***** GIVEN INFORMATION

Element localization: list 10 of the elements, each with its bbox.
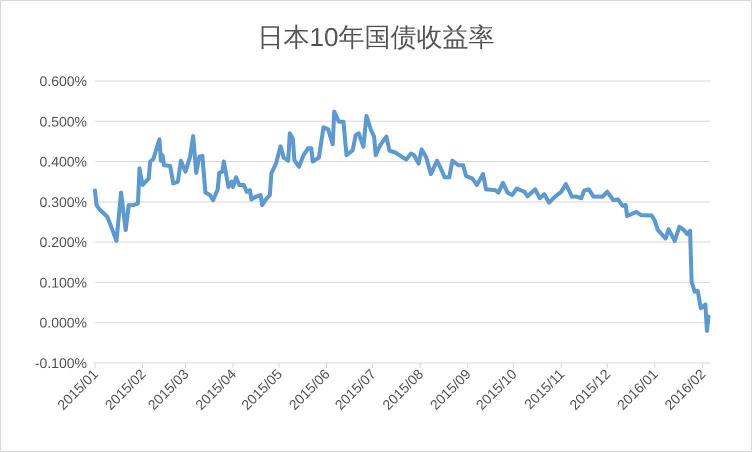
y-tick-label: 0.400% <box>40 154 87 170</box>
y-tick-label: 0.300% <box>40 194 87 210</box>
y-tick-label: 0.200% <box>40 234 87 250</box>
y-tick-label: 0.600% <box>40 73 87 89</box>
y-tick-label: -0.100% <box>34 355 87 371</box>
y-tick-label: 0.100% <box>40 274 87 290</box>
line-series <box>93 110 710 333</box>
chart-title: 日本10年国债收益率 <box>258 22 494 52</box>
y-tick-label: 0.500% <box>40 113 87 130</box>
y-tick-label: 0.000% <box>40 314 87 331</box>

**********

TASK REQUIREMENTS. Copy the text lines of the data above word for word, leaving out the picture.

ANSWER TO THE TASK.
Element localization: list 10 of the elements, each with its bbox.
y-tick-label: 0.400% <box>40 154 87 170</box>
y-tick-label: 0.300% <box>40 194 87 210</box>
y-tick-label: 0.200% <box>40 234 87 250</box>
y-tick-label: 0.600% <box>40 73 87 89</box>
y-tick-label: -0.100% <box>34 355 87 371</box>
y-tick-label: 0.100% <box>40 274 87 290</box>
line-series <box>93 110 710 333</box>
chart-title: 日本10年国债收益率 <box>258 22 494 52</box>
y-tick-label: 0.500% <box>40 113 87 130</box>
y-tick-label: 0.000% <box>40 314 87 331</box>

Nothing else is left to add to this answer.